Exercise input:
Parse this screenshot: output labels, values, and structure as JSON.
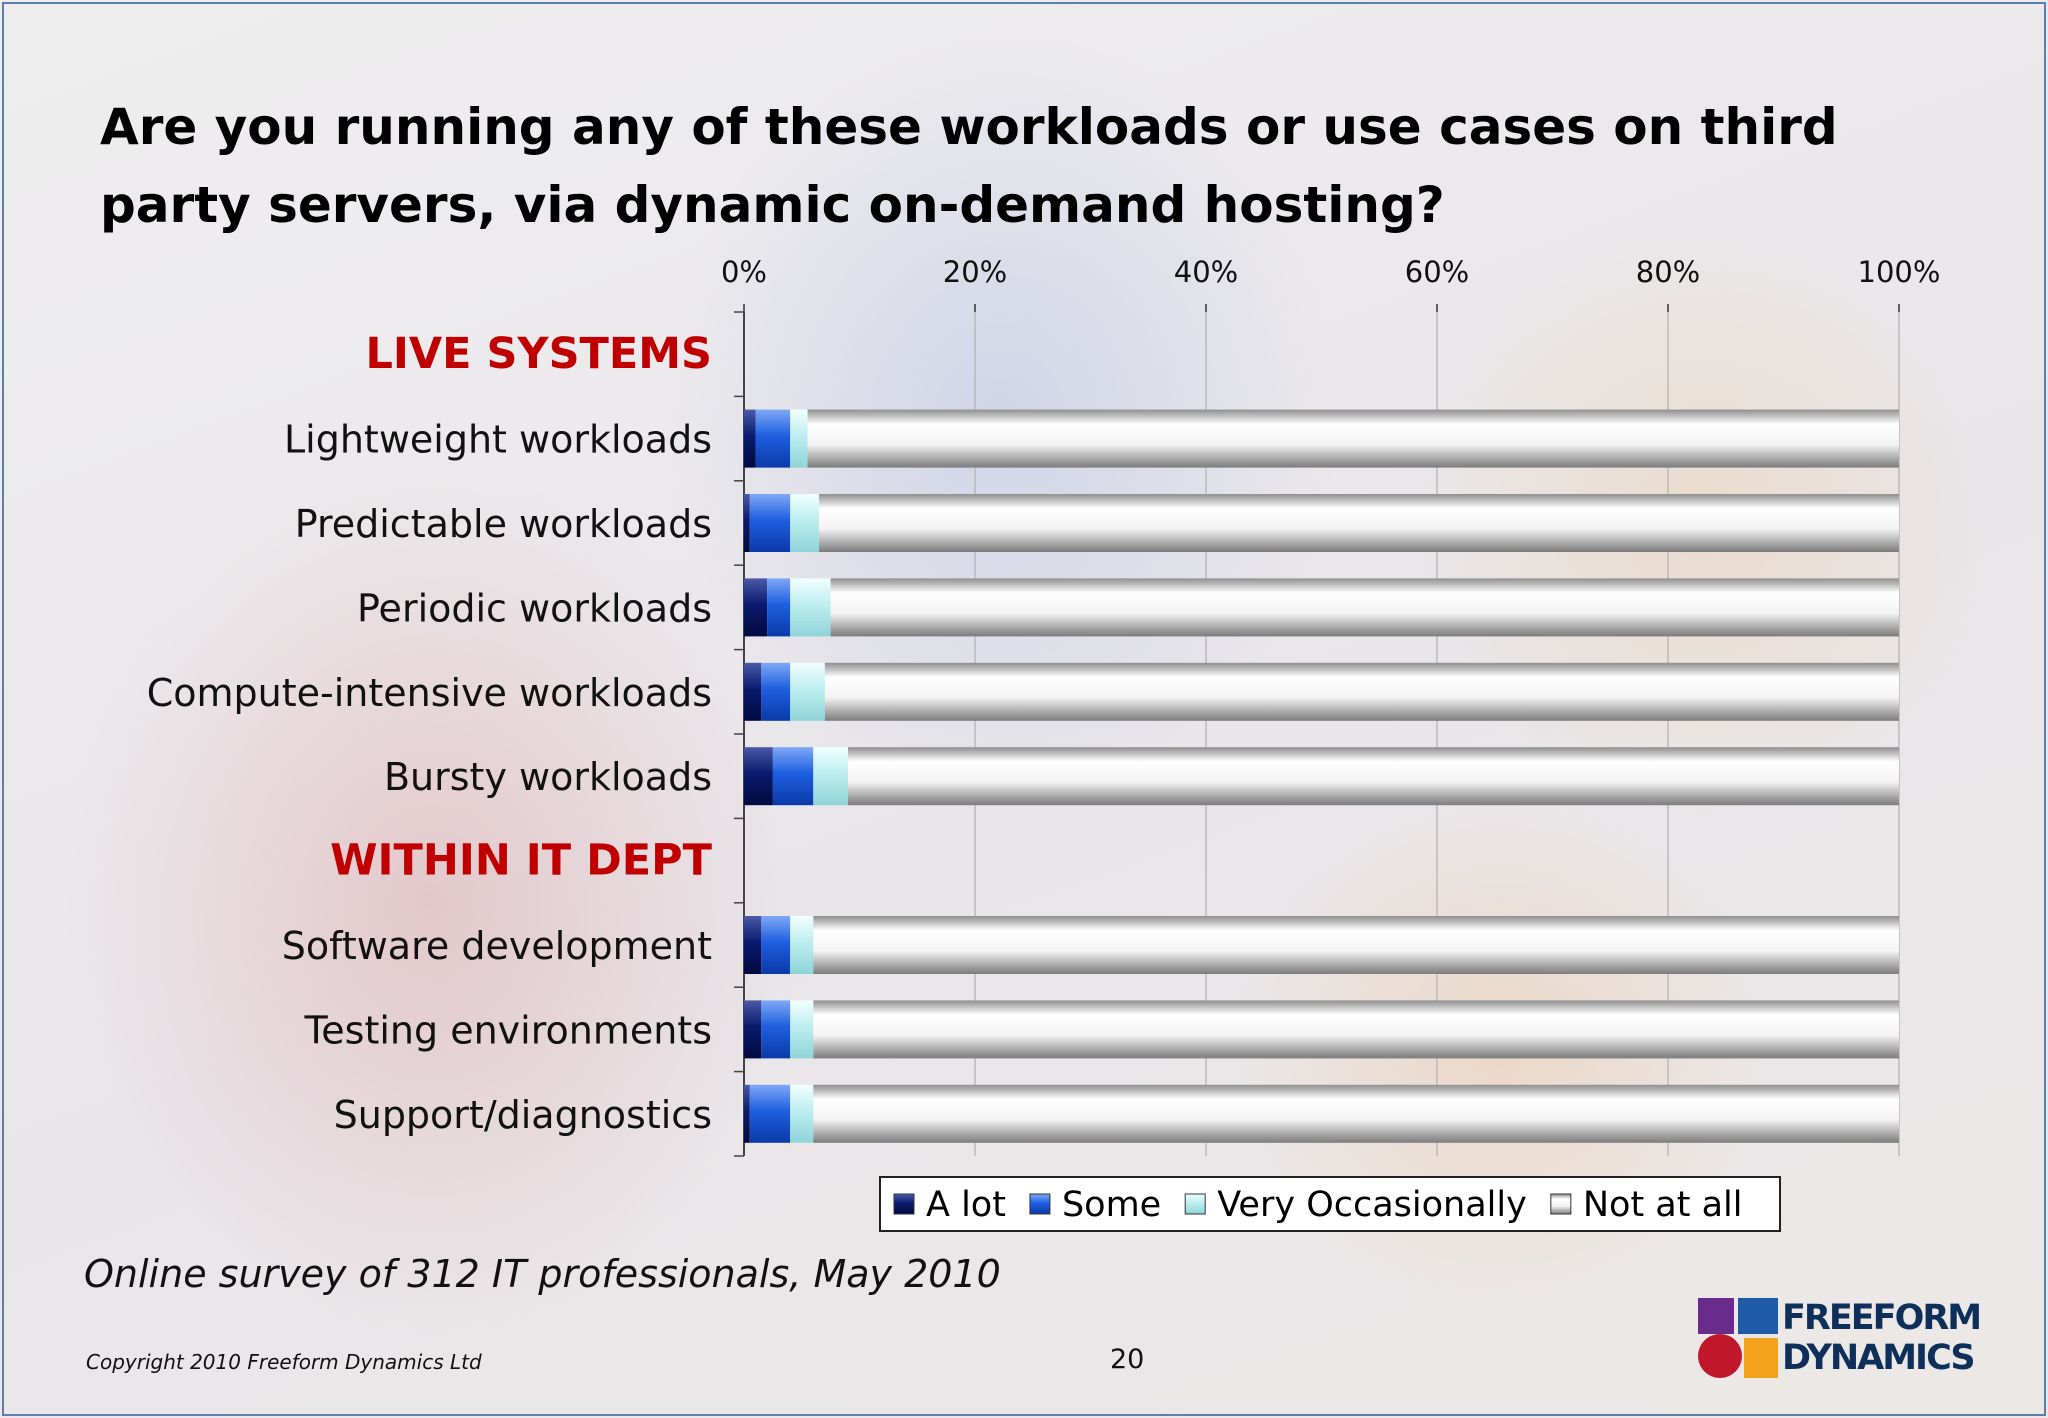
{
  "slide": {
    "title": "Are you running any of these workloads or use cases on third party servers, via dynamic on-demand hosting?",
    "footnote": "Online survey of 312 IT professionals, May 2010",
    "copyright": "Copyright 2010 Freeform Dynamics Ltd",
    "page_number": "20",
    "logo_line1": "FREEFORM",
    "logo_line2": "DYNAMICS"
  },
  "colors": {
    "a_lot": "#0a1a6e",
    "some": "#1e5fe0",
    "very_occasionally": "#bdeef0",
    "not_at_all": "#d4d4d4",
    "group_label": "#c00000"
  },
  "chart_data": {
    "type": "bar",
    "orientation": "horizontal",
    "stacked": true,
    "percent_stacked": true,
    "title": "",
    "xlabel": "",
    "ylabel": "",
    "xlim": [
      0,
      100
    ],
    "x_ticks": [
      "0%",
      "20%",
      "40%",
      "60%",
      "80%",
      "100%"
    ],
    "x_axis_position": "top",
    "grid": true,
    "legend_position": "bottom",
    "rows": [
      {
        "label": "LIVE SYSTEMS",
        "group_header": true
      },
      {
        "label": "Lightweight workloads"
      },
      {
        "label": "Predictable workloads"
      },
      {
        "label": "Periodic workloads"
      },
      {
        "label": "Compute-intensive workloads"
      },
      {
        "label": "Bursty workloads"
      },
      {
        "label": "WITHIN IT DEPT",
        "group_header": true
      },
      {
        "label": "Software development"
      },
      {
        "label": "Testing environments"
      },
      {
        "label": "Support/diagnostics"
      }
    ],
    "categories": [
      "Lightweight workloads",
      "Predictable workloads",
      "Periodic workloads",
      "Compute-intensive workloads",
      "Bursty workloads",
      "Software development",
      "Testing environments",
      "Support/diagnostics"
    ],
    "series": [
      {
        "name": "A lot",
        "key": "a_lot",
        "values": [
          1,
          0.5,
          2,
          1.5,
          2.5,
          1.5,
          1.5,
          0.5
        ]
      },
      {
        "name": "Some",
        "key": "some",
        "values": [
          3,
          3.5,
          2,
          2.5,
          3.5,
          2.5,
          2.5,
          3.5
        ]
      },
      {
        "name": "Very Occasionally",
        "key": "very_occasionally",
        "values": [
          1.5,
          2.5,
          3.5,
          3,
          3,
          2,
          2,
          2
        ]
      },
      {
        "name": "Not at all",
        "key": "not_at_all",
        "values": [
          94.5,
          93.5,
          92.5,
          93,
          91,
          94,
          94,
          94
        ]
      }
    ]
  }
}
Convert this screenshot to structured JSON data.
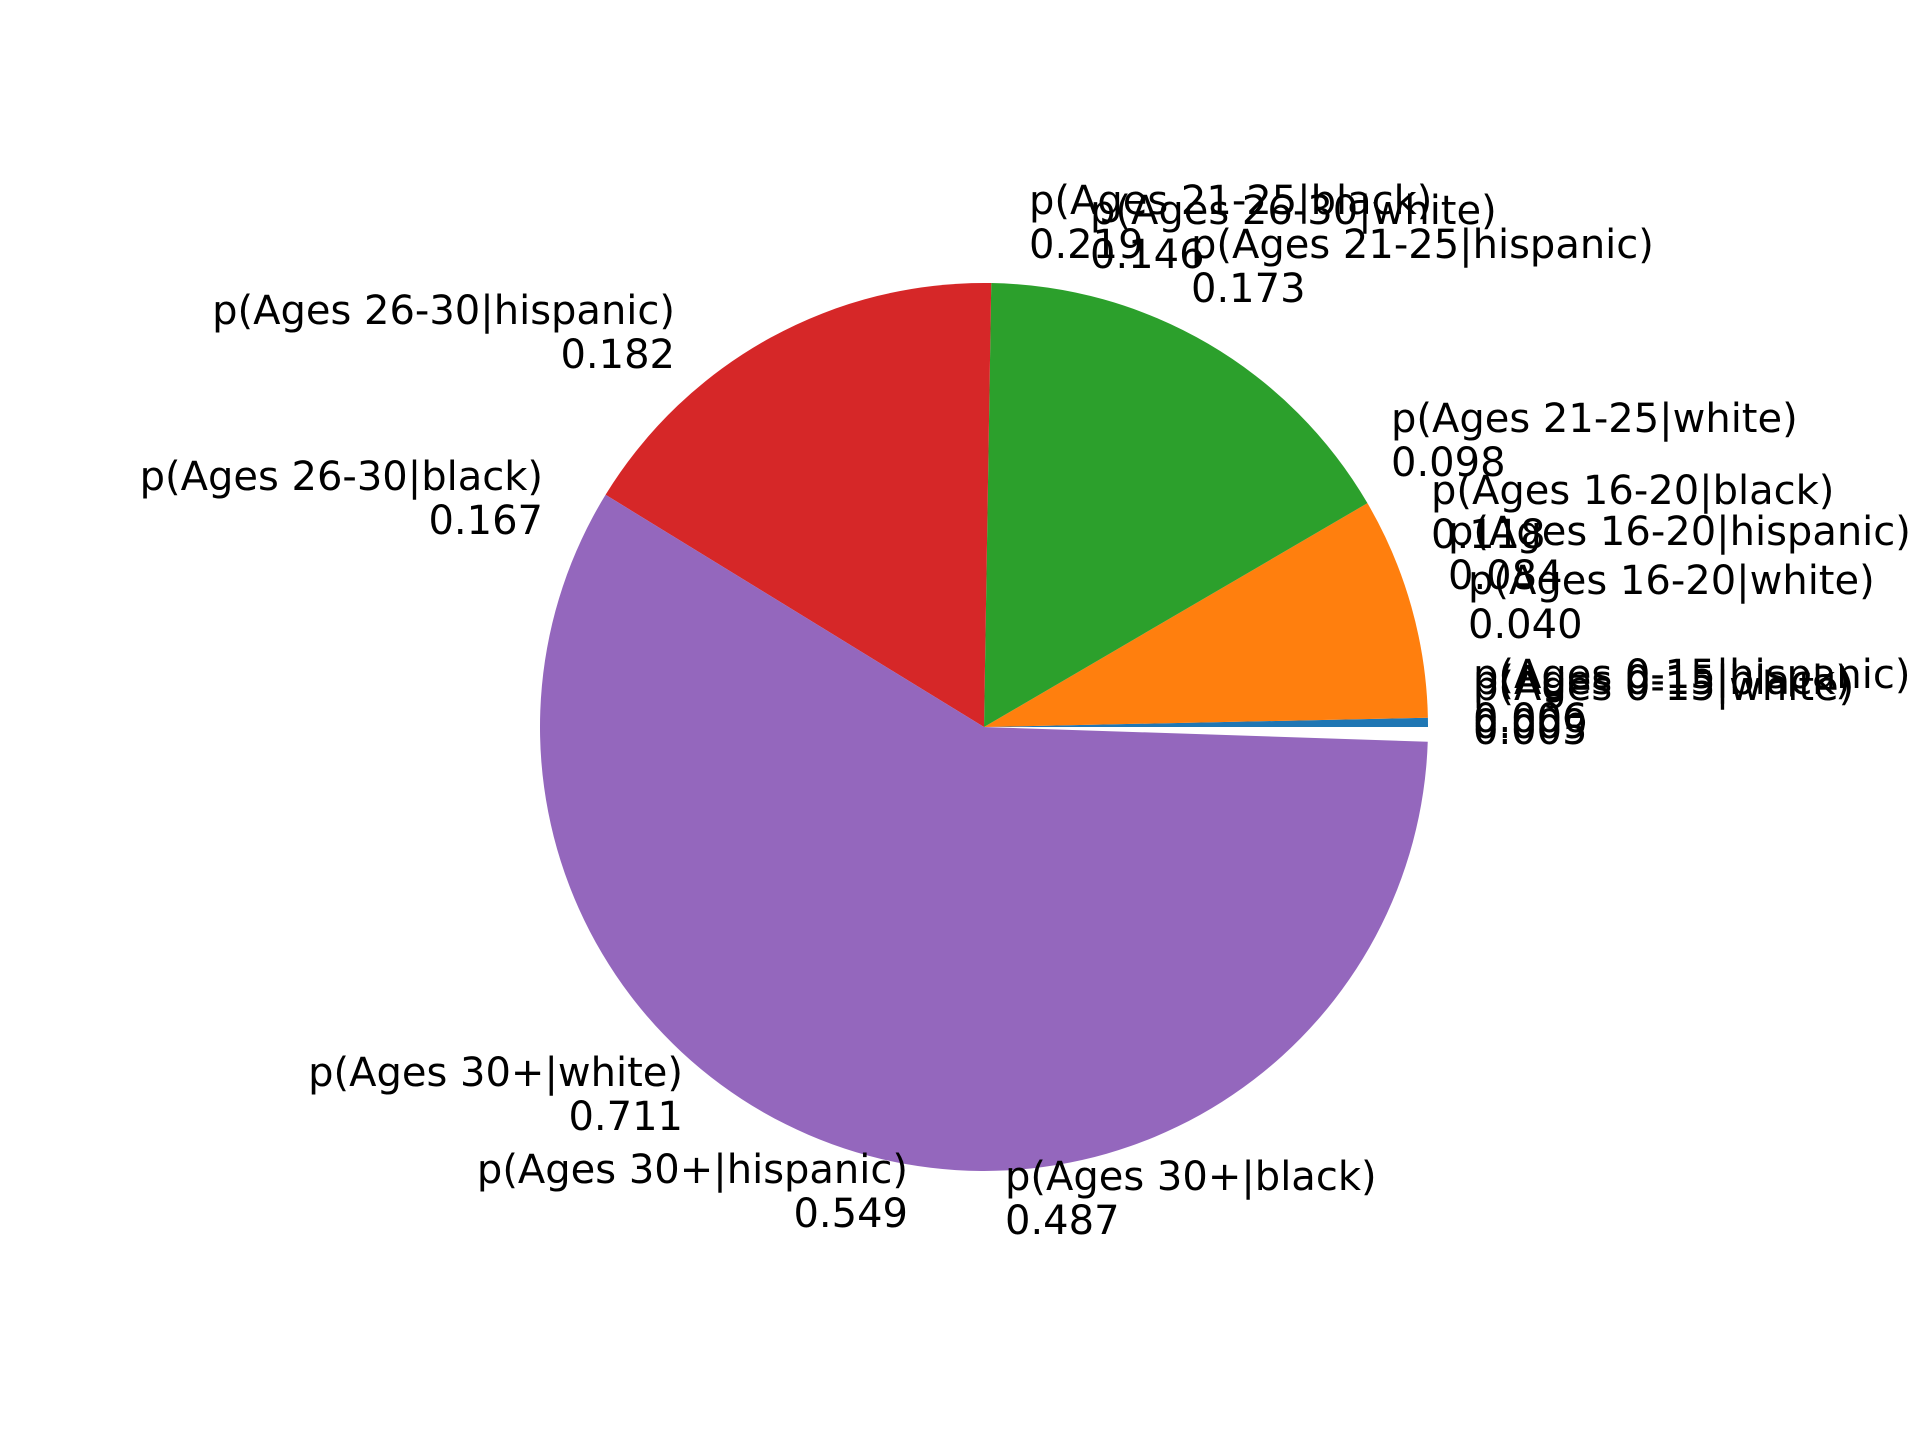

What the exercise asks:
Of the lines above, how many contain the string "this"? Only the number is required.

Solved problem:
2